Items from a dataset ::
┌──

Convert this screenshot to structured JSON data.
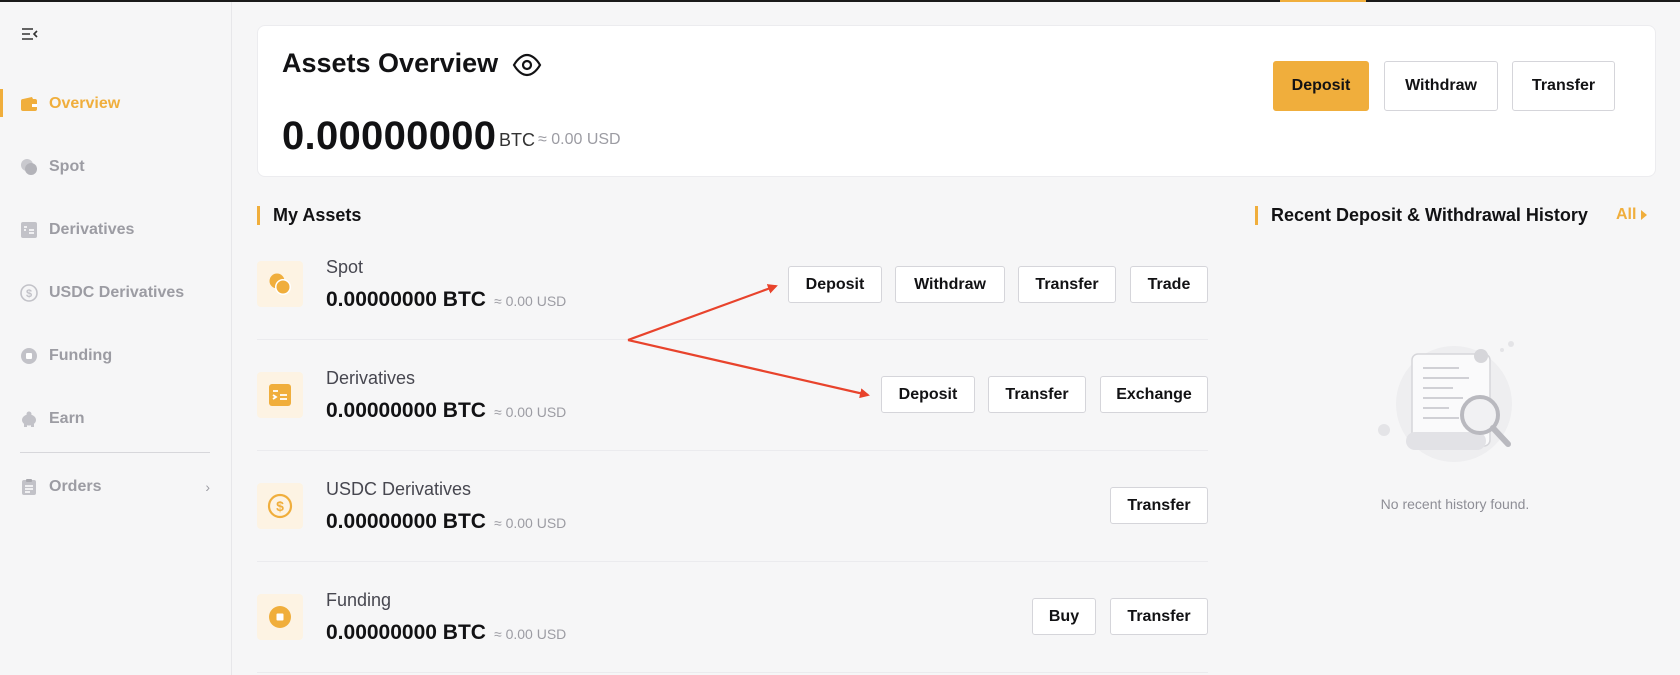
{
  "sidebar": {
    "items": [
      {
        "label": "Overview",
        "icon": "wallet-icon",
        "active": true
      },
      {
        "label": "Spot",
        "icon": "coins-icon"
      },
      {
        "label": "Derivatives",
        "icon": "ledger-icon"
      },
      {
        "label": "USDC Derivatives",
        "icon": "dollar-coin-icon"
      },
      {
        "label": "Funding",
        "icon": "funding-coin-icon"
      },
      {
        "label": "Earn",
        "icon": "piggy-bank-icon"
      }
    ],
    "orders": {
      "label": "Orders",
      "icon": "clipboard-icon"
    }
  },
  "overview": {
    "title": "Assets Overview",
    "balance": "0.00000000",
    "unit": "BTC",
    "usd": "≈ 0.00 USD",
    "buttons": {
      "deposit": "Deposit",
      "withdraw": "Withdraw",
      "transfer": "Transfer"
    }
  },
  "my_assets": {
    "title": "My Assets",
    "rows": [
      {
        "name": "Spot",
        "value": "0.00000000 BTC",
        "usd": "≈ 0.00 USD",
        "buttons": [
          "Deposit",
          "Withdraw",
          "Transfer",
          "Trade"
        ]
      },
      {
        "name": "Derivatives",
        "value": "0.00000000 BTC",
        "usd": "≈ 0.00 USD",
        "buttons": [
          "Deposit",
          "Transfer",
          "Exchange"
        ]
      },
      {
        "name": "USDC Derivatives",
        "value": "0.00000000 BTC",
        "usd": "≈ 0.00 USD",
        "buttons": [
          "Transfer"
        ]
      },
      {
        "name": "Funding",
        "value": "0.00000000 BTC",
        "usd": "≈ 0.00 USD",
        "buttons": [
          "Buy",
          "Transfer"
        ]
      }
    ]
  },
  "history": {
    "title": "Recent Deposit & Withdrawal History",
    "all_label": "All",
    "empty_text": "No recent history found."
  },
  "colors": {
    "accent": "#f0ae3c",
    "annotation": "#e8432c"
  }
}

└──

Task details :: Print out the material word for word, omitting the pictures.

Correct result ::
Convert this screenshot to structured JSON data.
{
  "sidebar": {
    "items": [
      {
        "label": "Overview",
        "icon": "wallet-icon",
        "active": true
      },
      {
        "label": "Spot",
        "icon": "coins-icon"
      },
      {
        "label": "Derivatives",
        "icon": "ledger-icon"
      },
      {
        "label": "USDC Derivatives",
        "icon": "dollar-coin-icon"
      },
      {
        "label": "Funding",
        "icon": "funding-coin-icon"
      },
      {
        "label": "Earn",
        "icon": "piggy-bank-icon"
      }
    ],
    "orders": {
      "label": "Orders",
      "icon": "clipboard-icon"
    }
  },
  "overview": {
    "title": "Assets Overview",
    "balance": "0.00000000",
    "unit": "BTC",
    "usd": "≈ 0.00 USD",
    "buttons": {
      "deposit": "Deposit",
      "withdraw": "Withdraw",
      "transfer": "Transfer"
    }
  },
  "my_assets": {
    "title": "My Assets",
    "rows": [
      {
        "name": "Spot",
        "value": "0.00000000 BTC",
        "usd": "≈ 0.00 USD",
        "buttons": [
          "Deposit",
          "Withdraw",
          "Transfer",
          "Trade"
        ]
      },
      {
        "name": "Derivatives",
        "value": "0.00000000 BTC",
        "usd": "≈ 0.00 USD",
        "buttons": [
          "Deposit",
          "Transfer",
          "Exchange"
        ]
      },
      {
        "name": "USDC Derivatives",
        "value": "0.00000000 BTC",
        "usd": "≈ 0.00 USD",
        "buttons": [
          "Transfer"
        ]
      },
      {
        "name": "Funding",
        "value": "0.00000000 BTC",
        "usd": "≈ 0.00 USD",
        "buttons": [
          "Buy",
          "Transfer"
        ]
      }
    ]
  },
  "history": {
    "title": "Recent Deposit & Withdrawal History",
    "all_label": "All",
    "empty_text": "No recent history found."
  },
  "colors": {
    "accent": "#f0ae3c",
    "annotation": "#e8432c"
  }
}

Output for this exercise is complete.